**DATA FOR THE TASK**
—————
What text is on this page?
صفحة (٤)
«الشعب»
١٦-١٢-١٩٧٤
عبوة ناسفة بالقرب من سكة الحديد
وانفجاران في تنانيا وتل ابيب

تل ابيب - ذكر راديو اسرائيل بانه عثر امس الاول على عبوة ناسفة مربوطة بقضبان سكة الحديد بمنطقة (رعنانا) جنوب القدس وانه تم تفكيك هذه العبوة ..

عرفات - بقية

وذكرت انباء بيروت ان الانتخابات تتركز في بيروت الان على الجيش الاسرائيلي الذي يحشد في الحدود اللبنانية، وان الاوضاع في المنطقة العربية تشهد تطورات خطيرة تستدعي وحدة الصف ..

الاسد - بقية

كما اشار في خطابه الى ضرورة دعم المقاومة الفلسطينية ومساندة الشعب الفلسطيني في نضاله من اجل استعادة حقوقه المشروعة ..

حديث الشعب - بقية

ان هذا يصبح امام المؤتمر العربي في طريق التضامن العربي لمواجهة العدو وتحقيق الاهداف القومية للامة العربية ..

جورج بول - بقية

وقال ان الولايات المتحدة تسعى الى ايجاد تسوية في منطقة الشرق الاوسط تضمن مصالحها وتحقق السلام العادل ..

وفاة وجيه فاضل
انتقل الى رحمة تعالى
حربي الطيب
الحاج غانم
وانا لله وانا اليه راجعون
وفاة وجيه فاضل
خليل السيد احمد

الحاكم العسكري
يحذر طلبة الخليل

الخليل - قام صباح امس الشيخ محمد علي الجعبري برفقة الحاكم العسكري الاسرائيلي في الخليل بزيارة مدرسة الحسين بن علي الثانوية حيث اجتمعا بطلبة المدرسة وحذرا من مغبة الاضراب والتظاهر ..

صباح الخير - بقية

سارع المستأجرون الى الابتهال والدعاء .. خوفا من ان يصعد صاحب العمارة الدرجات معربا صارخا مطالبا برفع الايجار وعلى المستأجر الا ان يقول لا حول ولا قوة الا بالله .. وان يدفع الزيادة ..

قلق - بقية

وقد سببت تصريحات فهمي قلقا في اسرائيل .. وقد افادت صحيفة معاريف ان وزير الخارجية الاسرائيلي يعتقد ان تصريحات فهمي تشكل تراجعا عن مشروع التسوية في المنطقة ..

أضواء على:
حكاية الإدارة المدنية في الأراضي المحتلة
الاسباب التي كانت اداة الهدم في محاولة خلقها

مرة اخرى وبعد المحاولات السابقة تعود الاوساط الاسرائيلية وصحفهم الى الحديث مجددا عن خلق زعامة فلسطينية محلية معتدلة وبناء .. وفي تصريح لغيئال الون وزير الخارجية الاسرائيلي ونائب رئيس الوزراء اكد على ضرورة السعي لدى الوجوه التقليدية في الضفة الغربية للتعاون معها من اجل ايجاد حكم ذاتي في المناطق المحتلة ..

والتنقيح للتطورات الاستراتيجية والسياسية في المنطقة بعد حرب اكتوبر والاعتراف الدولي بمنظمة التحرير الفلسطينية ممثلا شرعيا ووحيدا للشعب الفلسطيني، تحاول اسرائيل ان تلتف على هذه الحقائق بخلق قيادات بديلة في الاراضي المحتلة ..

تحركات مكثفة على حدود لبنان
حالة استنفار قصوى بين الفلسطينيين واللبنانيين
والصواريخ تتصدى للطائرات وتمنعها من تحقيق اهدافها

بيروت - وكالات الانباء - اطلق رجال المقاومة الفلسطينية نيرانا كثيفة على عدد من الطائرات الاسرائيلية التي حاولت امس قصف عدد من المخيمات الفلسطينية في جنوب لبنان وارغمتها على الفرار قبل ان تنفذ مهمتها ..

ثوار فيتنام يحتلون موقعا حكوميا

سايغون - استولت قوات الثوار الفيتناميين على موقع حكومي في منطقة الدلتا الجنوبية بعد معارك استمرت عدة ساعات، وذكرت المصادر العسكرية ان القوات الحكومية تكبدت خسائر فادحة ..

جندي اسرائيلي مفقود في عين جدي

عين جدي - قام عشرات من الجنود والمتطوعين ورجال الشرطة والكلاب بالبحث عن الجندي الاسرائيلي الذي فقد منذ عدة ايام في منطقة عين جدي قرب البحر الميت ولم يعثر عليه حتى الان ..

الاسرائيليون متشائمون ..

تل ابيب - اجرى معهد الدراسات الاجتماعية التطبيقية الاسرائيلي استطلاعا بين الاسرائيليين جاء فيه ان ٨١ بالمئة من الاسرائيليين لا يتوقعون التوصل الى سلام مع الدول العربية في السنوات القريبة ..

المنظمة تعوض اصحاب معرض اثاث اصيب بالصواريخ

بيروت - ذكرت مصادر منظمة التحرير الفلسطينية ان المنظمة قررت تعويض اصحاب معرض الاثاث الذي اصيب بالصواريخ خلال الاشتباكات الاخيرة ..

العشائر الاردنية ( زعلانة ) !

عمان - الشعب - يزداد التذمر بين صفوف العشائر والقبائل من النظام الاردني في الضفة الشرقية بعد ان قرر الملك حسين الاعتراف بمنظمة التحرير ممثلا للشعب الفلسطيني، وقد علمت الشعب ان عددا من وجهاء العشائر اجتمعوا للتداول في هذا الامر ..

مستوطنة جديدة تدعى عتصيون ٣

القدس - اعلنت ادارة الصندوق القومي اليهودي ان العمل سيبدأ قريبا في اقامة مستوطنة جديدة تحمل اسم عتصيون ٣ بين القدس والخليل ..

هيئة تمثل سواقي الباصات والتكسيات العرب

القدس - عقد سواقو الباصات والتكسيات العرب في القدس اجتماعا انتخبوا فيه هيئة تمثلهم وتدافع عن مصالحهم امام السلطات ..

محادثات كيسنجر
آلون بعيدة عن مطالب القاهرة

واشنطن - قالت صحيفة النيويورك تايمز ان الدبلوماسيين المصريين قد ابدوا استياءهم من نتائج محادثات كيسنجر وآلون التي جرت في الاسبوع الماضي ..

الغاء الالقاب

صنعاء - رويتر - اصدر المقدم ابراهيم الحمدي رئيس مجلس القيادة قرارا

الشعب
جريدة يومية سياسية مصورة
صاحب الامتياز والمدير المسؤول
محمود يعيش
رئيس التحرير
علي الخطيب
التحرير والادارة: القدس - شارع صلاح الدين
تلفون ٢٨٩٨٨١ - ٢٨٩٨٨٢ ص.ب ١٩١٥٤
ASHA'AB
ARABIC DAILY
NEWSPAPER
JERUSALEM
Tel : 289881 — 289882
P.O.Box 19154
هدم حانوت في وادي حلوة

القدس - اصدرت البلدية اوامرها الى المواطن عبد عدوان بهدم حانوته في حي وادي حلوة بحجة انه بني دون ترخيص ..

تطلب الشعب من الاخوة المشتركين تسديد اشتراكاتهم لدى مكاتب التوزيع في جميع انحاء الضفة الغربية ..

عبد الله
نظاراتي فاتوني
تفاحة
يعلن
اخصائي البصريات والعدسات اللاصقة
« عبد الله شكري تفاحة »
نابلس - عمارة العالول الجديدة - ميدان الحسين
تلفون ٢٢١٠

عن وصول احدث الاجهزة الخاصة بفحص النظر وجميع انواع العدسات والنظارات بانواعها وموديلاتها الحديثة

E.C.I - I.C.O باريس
—————
**TASK BRIEF**
Show, from the listing above, each line that contains the word "المنظمة".

**RESPONSE TO THE TASK**
المنظمة تعوض اصحاب معرض اثاث اصيب بالصواريخ
بيروت - ذكرت مصادر منظمة التحرير الفلسطينية ان المنظمة قررت تعويض اصحاب معرض الاثاث الذي اصيب بالصواريخ خلال الاشتباكات الاخيرة ..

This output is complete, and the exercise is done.